Keep the wording of each record exactly the same when you repeat it, and leave out pictures.

-- start of Stored data --

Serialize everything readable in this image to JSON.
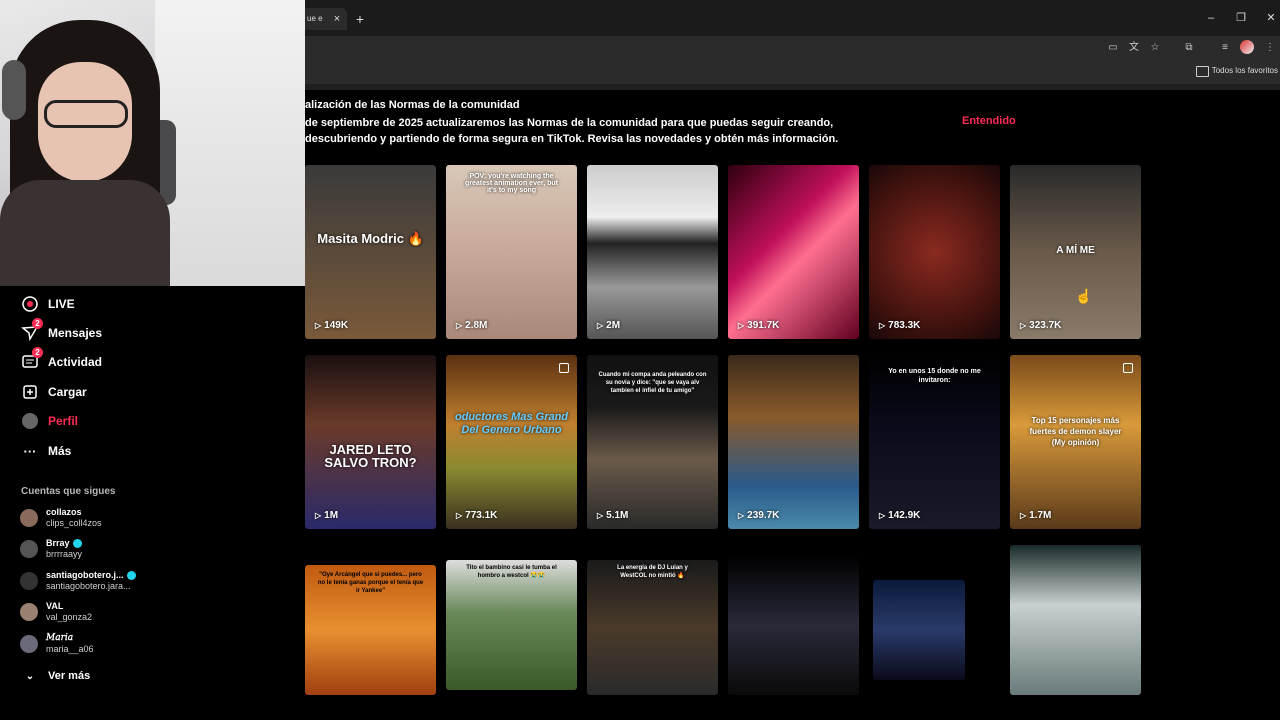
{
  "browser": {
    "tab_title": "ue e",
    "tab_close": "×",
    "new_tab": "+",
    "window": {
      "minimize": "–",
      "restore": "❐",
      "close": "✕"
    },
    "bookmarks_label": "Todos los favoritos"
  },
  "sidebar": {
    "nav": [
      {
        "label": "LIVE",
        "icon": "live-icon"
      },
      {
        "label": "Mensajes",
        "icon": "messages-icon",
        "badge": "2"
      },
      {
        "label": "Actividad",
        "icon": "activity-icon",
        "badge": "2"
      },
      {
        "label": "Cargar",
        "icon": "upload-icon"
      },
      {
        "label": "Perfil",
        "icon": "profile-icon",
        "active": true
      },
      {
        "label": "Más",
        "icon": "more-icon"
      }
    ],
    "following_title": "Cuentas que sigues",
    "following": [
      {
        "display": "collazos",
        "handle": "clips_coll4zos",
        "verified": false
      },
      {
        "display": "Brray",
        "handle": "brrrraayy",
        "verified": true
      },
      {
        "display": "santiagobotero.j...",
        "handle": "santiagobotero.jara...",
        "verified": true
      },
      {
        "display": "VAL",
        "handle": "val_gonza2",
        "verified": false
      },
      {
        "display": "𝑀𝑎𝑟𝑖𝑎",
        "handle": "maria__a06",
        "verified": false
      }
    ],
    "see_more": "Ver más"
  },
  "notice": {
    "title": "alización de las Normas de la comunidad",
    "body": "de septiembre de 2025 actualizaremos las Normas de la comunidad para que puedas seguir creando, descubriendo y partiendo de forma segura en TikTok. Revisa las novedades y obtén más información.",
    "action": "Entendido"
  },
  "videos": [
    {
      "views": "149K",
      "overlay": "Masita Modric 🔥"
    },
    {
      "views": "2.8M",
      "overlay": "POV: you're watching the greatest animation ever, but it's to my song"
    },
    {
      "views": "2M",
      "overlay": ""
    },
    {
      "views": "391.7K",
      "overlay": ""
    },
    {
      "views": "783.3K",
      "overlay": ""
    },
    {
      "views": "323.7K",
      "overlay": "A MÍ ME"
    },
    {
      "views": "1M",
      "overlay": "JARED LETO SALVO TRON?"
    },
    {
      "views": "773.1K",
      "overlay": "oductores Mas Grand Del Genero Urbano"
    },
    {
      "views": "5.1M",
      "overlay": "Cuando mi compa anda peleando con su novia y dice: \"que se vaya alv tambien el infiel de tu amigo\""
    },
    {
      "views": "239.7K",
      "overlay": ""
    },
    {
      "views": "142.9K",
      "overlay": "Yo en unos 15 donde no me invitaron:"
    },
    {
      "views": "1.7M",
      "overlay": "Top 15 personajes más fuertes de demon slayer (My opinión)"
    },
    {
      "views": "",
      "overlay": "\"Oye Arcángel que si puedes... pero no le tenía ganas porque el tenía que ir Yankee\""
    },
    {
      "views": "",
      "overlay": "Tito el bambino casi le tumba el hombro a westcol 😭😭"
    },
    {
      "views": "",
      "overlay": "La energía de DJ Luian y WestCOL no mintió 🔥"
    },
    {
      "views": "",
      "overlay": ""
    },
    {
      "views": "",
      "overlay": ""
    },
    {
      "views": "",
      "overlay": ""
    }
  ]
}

-- end of Stored data --

Completed exercise>
Serialize everything readable in this image to JSON.
{
  "browser": {
    "tab_title": "ue e",
    "tab_close": "×",
    "new_tab": "+",
    "window": {
      "minimize": "–",
      "restore": "❐",
      "close": "✕"
    },
    "bookmarks_label": "Todos los favoritos"
  },
  "sidebar": {
    "nav": [
      {
        "label": "LIVE",
        "icon": "live-icon"
      },
      {
        "label": "Mensajes",
        "icon": "messages-icon",
        "badge": "2"
      },
      {
        "label": "Actividad",
        "icon": "activity-icon",
        "badge": "2"
      },
      {
        "label": "Cargar",
        "icon": "upload-icon"
      },
      {
        "label": "Perfil",
        "icon": "profile-icon",
        "active": true
      },
      {
        "label": "Más",
        "icon": "more-icon"
      }
    ],
    "following_title": "Cuentas que sigues",
    "following": [
      {
        "display": "collazos",
        "handle": "clips_coll4zos",
        "verified": false
      },
      {
        "display": "Brray",
        "handle": "brrrraayy",
        "verified": true
      },
      {
        "display": "santiagobotero.j...",
        "handle": "santiagobotero.jara...",
        "verified": true
      },
      {
        "display": "VAL",
        "handle": "val_gonza2",
        "verified": false
      },
      {
        "display": "𝑀𝑎𝑟𝑖𝑎",
        "handle": "maria__a06",
        "verified": false
      }
    ],
    "see_more": "Ver más"
  },
  "notice": {
    "title": "alización de las Normas de la comunidad",
    "body": "de septiembre de 2025 actualizaremos las Normas de la comunidad para que puedas seguir creando, descubriendo y partiendo de forma segura en TikTok. Revisa las novedades y obtén más información.",
    "action": "Entendido"
  },
  "videos": [
    {
      "views": "149K",
      "overlay": "Masita Modric 🔥"
    },
    {
      "views": "2.8M",
      "overlay": "POV: you're watching the greatest animation ever, but it's to my song"
    },
    {
      "views": "2M",
      "overlay": ""
    },
    {
      "views": "391.7K",
      "overlay": ""
    },
    {
      "views": "783.3K",
      "overlay": ""
    },
    {
      "views": "323.7K",
      "overlay": "A MÍ ME"
    },
    {
      "views": "1M",
      "overlay": "JARED LETO SALVO TRON?"
    },
    {
      "views": "773.1K",
      "overlay": "oductores Mas Grand Del Genero Urbano"
    },
    {
      "views": "5.1M",
      "overlay": "Cuando mi compa anda peleando con su novia y dice: \"que se vaya alv tambien el infiel de tu amigo\""
    },
    {
      "views": "239.7K",
      "overlay": ""
    },
    {
      "views": "142.9K",
      "overlay": "Yo en unos 15 donde no me invitaron:"
    },
    {
      "views": "1.7M",
      "overlay": "Top 15 personajes más fuertes de demon slayer (My opinión)"
    },
    {
      "views": "",
      "overlay": "\"Oye Arcángel que si puedes... pero no le tenía ganas porque el tenía que ir Yankee\""
    },
    {
      "views": "",
      "overlay": "Tito el bambino casi le tumba el hombro a westcol 😭😭"
    },
    {
      "views": "",
      "overlay": "La energía de DJ Luian y WestCOL no mintió 🔥"
    },
    {
      "views": "",
      "overlay": ""
    },
    {
      "views": "",
      "overlay": ""
    },
    {
      "views": "",
      "overlay": ""
    }
  ]
}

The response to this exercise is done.